DATA FOR THIS EXERCISE ->
+ + +

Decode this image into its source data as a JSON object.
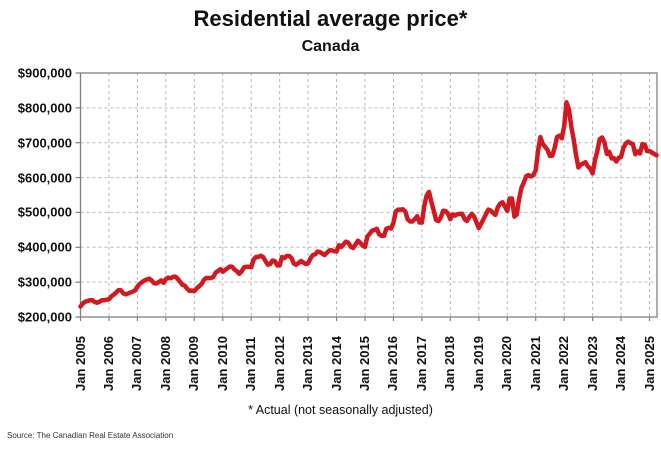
{
  "chart_data": {
    "type": "line",
    "title": "Residential average price*",
    "subtitle": "Canada",
    "footnote": "* Actual (not seasonally adjusted)",
    "source": "Source: The Canadian Real Estate Association",
    "grid": "dashed-both-axes",
    "legend": "none",
    "ylim": [
      200000,
      900000
    ],
    "y_tick_labels": [
      "$900,000",
      "$800,000",
      "$700,000",
      "$600,000",
      "$500,000",
      "$400,000",
      "$300,000",
      "$200,000"
    ],
    "x_tick_labels": [
      "Jan 2005",
      "Jan 2006",
      "Jan 2007",
      "Jan 2008",
      "Jan 2009",
      "Jan 2010",
      "Jan 2011",
      "Jan 2012",
      "Jan 2013",
      "Jan 2014",
      "Jan 2015",
      "Jan 2016",
      "Jan 2017",
      "Jan 2018",
      "Jan 2019",
      "Jan 2020",
      "Jan 2021",
      "Jan 2022",
      "Jan 2023",
      "Jan 2024",
      "Jan 2025"
    ],
    "x_start": "Jan 2005",
    "x_end": "Apr 2025",
    "x_frequency": "monthly",
    "line_color": "#d2191f",
    "grid_color": "#b7b7b7",
    "axis_color": "#7f7f7f",
    "series": [
      {
        "name": "Residential average price (CAD)",
        "units": "thousands of dollars",
        "values_k": [
          230,
          239,
          244,
          246,
          248,
          248,
          243,
          241,
          244,
          248,
          248,
          250,
          251,
          259,
          264,
          270,
          277,
          277,
          268,
          265,
          267,
          270,
          273,
          276,
          287,
          295,
          300,
          305,
          308,
          310,
          305,
          297,
          296,
          300,
          305,
          298,
          309,
          313,
          311,
          315,
          316,
          310,
          301,
          292,
          290,
          281,
          275,
          276,
          274,
          282,
          288,
          294,
          306,
          312,
          312,
          312,
          315,
          327,
          332,
          337,
          330,
          335,
          340,
          345,
          344,
          336,
          331,
          324,
          331,
          343,
          344,
          344,
          343,
          365,
          372,
          372,
          376,
          372,
          361,
          350,
          352,
          362,
          360,
          348,
          348,
          372,
          369,
          375,
          375,
          369,
          353,
          350,
          355,
          361,
          356,
          352,
          354,
          368,
          378,
          380,
          388,
          386,
          382,
          378,
          385,
          391,
          391,
          389,
          388,
          406,
          401,
          409,
          416,
          413,
          401,
          398,
          408,
          419,
          413,
          405,
          401,
          431,
          439,
          448,
          450,
          453,
          437,
          433,
          433,
          453,
          456,
          454,
          470,
          503,
          508,
          508,
          509,
          503,
          480,
          474,
          474,
          481,
          489,
          471,
          471,
          519,
          548,
          559,
          530,
          504,
          478,
          475,
          487,
          505,
          504,
          496,
          481,
          494,
          491,
          495,
          496,
          496,
          481,
          475,
          487,
          496,
          488,
          472,
          455,
          468,
          481,
          495,
          508,
          505,
          499,
          493,
          515,
          525,
          529,
          517,
          504,
          540,
          540,
          488,
          494,
          539,
          571,
          586,
          604,
          607,
          603,
          607,
          621,
          678,
          716,
          696,
          688,
          679,
          662,
          663,
          686,
          716,
          720,
          713,
          748,
          816,
          796,
          746,
          711,
          665,
          629,
          637,
          640,
          644,
          632,
          626,
          612,
          650,
          676,
          710,
          715,
          701,
          668,
          674,
          655,
          656,
          646,
          657,
          659,
          685,
          698,
          703,
          699,
          696,
          667,
          675,
          669,
          696,
          694,
          676,
          676,
          672,
          668,
          664
        ]
      }
    ]
  }
}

+ + +

SHORT TASK -> Write the listing out a second time exactly, dropping all images.

CORRECT ANSWER ->
Decode this image into its source data as a JSON object.
{
  "chart_data": {
    "type": "line",
    "title": "Residential average price*",
    "subtitle": "Canada",
    "footnote": "* Actual (not seasonally adjusted)",
    "source": "Source: The Canadian Real Estate Association",
    "grid": "dashed-both-axes",
    "legend": "none",
    "ylim": [
      200000,
      900000
    ],
    "y_tick_labels": [
      "$900,000",
      "$800,000",
      "$700,000",
      "$600,000",
      "$500,000",
      "$400,000",
      "$300,000",
      "$200,000"
    ],
    "x_tick_labels": [
      "Jan 2005",
      "Jan 2006",
      "Jan 2007",
      "Jan 2008",
      "Jan 2009",
      "Jan 2010",
      "Jan 2011",
      "Jan 2012",
      "Jan 2013",
      "Jan 2014",
      "Jan 2015",
      "Jan 2016",
      "Jan 2017",
      "Jan 2018",
      "Jan 2019",
      "Jan 2020",
      "Jan 2021",
      "Jan 2022",
      "Jan 2023",
      "Jan 2024",
      "Jan 2025"
    ],
    "x_start": "Jan 2005",
    "x_end": "Apr 2025",
    "x_frequency": "monthly",
    "line_color": "#d2191f",
    "grid_color": "#b7b7b7",
    "axis_color": "#7f7f7f",
    "series": [
      {
        "name": "Residential average price (CAD)",
        "units": "thousands of dollars",
        "values_k": [
          230,
          239,
          244,
          246,
          248,
          248,
          243,
          241,
          244,
          248,
          248,
          250,
          251,
          259,
          264,
          270,
          277,
          277,
          268,
          265,
          267,
          270,
          273,
          276,
          287,
          295,
          300,
          305,
          308,
          310,
          305,
          297,
          296,
          300,
          305,
          298,
          309,
          313,
          311,
          315,
          316,
          310,
          301,
          292,
          290,
          281,
          275,
          276,
          274,
          282,
          288,
          294,
          306,
          312,
          312,
          312,
          315,
          327,
          332,
          337,
          330,
          335,
          340,
          345,
          344,
          336,
          331,
          324,
          331,
          343,
          344,
          344,
          343,
          365,
          372,
          372,
          376,
          372,
          361,
          350,
          352,
          362,
          360,
          348,
          348,
          372,
          369,
          375,
          375,
          369,
          353,
          350,
          355,
          361,
          356,
          352,
          354,
          368,
          378,
          380,
          388,
          386,
          382,
          378,
          385,
          391,
          391,
          389,
          388,
          406,
          401,
          409,
          416,
          413,
          401,
          398,
          408,
          419,
          413,
          405,
          401,
          431,
          439,
          448,
          450,
          453,
          437,
          433,
          433,
          453,
          456,
          454,
          470,
          503,
          508,
          508,
          509,
          503,
          480,
          474,
          474,
          481,
          489,
          471,
          471,
          519,
          548,
          559,
          530,
          504,
          478,
          475,
          487,
          505,
          504,
          496,
          481,
          494,
          491,
          495,
          496,
          496,
          481,
          475,
          487,
          496,
          488,
          472,
          455,
          468,
          481,
          495,
          508,
          505,
          499,
          493,
          515,
          525,
          529,
          517,
          504,
          540,
          540,
          488,
          494,
          539,
          571,
          586,
          604,
          607,
          603,
          607,
          621,
          678,
          716,
          696,
          688,
          679,
          662,
          663,
          686,
          716,
          720,
          713,
          748,
          816,
          796,
          746,
          711,
          665,
          629,
          637,
          640,
          644,
          632,
          626,
          612,
          650,
          676,
          710,
          715,
          701,
          668,
          674,
          655,
          656,
          646,
          657,
          659,
          685,
          698,
          703,
          699,
          696,
          667,
          675,
          669,
          696,
          694,
          676,
          676,
          672,
          668,
          664
        ]
      }
    ]
  }
}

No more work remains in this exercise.